**Отрывок со страницы**
:::::
Что писал о. Арсений Юле, я не знала. У нас было установлено писем друг другу не показывать.
Эти два письма предопределили мой дальнейший жизненный путь.
НЕСКОЛЬКО ГРУСТНЫХ МЫСЛЕЙ
В двадцатые, тридцатые и сороковые годы мы были молоды, полны сил, откровений, горели желанием помогать друг другу. Первые годы о. Арсений был рядом с нами, вел нас и, даже находясь в ссылках, руководил нами. Церковь нашу закрыли, служили по домам, община стала жить скрытно.
Аресты следовали за арестами, одних заключали в лагеря, других посылали в ссылку, кое-кто затаился или отошел.
Война многих из нас разбросала в разные концы страны. Начался голод, эвакуация, переезды, мобилизация. Об о. Арсении не было никаких известий, говорили, что он расстрелян, умер от голода в лагере. Даже в это суровое время община, а может быть, и не община, а просто мы, духовные дети о. Арсения, держалась вместе.
:::::
**Сведения**
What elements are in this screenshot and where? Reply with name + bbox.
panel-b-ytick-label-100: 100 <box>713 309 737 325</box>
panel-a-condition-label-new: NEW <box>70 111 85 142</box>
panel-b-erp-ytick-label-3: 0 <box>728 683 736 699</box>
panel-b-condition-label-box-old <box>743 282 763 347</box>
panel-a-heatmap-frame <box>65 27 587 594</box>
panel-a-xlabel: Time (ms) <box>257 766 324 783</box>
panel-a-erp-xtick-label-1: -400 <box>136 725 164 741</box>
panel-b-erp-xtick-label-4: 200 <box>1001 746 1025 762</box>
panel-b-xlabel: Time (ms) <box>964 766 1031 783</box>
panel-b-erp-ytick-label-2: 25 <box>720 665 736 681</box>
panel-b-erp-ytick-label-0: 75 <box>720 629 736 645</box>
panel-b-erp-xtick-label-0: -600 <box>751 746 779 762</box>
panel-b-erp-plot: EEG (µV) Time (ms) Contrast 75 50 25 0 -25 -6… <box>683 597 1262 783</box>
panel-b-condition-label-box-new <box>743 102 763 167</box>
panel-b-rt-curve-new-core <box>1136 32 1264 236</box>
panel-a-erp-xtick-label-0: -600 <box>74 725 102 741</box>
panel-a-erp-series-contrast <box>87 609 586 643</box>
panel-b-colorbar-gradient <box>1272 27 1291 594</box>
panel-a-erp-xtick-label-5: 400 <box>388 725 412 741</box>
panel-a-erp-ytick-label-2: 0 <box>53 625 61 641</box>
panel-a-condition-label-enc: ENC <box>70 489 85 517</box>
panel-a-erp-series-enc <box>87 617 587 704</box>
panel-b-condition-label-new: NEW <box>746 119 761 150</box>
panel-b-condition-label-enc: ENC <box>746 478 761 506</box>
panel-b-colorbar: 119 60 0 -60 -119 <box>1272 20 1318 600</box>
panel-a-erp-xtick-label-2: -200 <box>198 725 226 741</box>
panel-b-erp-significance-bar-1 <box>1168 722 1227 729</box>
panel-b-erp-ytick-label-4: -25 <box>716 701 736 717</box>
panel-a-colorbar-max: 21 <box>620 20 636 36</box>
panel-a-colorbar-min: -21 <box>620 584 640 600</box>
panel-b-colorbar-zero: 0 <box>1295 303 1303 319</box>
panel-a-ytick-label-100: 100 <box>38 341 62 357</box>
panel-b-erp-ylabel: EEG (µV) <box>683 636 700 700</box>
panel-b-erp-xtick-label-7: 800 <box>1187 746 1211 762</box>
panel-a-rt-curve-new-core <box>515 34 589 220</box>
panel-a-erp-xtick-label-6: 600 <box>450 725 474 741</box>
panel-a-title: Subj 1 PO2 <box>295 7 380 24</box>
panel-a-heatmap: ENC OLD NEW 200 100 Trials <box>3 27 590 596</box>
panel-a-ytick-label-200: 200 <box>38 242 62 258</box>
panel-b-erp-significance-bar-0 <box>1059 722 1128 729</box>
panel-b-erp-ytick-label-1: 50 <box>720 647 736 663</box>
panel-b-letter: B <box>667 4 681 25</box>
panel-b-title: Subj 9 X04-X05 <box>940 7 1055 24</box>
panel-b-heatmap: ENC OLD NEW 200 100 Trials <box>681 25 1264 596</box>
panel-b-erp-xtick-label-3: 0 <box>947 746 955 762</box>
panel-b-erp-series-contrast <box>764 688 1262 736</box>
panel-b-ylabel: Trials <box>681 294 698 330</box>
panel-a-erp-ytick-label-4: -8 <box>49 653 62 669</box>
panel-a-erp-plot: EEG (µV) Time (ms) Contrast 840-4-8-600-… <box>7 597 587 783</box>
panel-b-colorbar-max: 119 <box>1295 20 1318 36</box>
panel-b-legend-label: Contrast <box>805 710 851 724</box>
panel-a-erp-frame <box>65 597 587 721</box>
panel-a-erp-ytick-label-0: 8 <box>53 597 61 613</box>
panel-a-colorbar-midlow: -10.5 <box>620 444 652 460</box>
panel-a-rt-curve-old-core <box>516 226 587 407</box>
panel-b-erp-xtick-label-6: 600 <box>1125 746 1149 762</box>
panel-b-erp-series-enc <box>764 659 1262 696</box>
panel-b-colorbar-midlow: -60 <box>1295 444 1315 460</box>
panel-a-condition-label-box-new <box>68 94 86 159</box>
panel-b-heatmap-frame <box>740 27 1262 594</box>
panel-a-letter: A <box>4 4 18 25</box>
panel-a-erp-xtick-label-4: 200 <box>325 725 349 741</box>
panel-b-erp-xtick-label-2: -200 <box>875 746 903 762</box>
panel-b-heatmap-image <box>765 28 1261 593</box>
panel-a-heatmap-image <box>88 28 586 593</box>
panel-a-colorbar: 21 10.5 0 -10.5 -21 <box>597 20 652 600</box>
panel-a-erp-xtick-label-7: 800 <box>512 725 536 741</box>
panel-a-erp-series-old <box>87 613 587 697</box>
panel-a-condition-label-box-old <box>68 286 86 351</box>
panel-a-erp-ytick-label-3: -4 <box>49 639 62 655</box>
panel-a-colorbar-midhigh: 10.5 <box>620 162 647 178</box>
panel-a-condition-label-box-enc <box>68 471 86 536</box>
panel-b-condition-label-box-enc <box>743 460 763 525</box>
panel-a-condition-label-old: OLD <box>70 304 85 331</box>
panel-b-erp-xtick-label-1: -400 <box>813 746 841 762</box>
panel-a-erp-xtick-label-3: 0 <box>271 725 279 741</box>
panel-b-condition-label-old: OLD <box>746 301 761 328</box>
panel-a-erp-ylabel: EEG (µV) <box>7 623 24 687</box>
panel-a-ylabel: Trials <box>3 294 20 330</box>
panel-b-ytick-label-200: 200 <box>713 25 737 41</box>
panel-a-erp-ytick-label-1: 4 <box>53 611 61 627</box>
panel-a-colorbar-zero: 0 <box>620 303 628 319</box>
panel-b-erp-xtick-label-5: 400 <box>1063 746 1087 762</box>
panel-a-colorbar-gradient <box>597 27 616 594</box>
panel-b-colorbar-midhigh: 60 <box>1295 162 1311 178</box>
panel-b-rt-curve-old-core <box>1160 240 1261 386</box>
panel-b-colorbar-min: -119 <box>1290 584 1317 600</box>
:::::
**Ваше задание**
Укажите, где, согласно отрывку, стали служить после того, как церковь закрыли. Записи взяты из другого источника.

**Решение**
Служить стали по домам.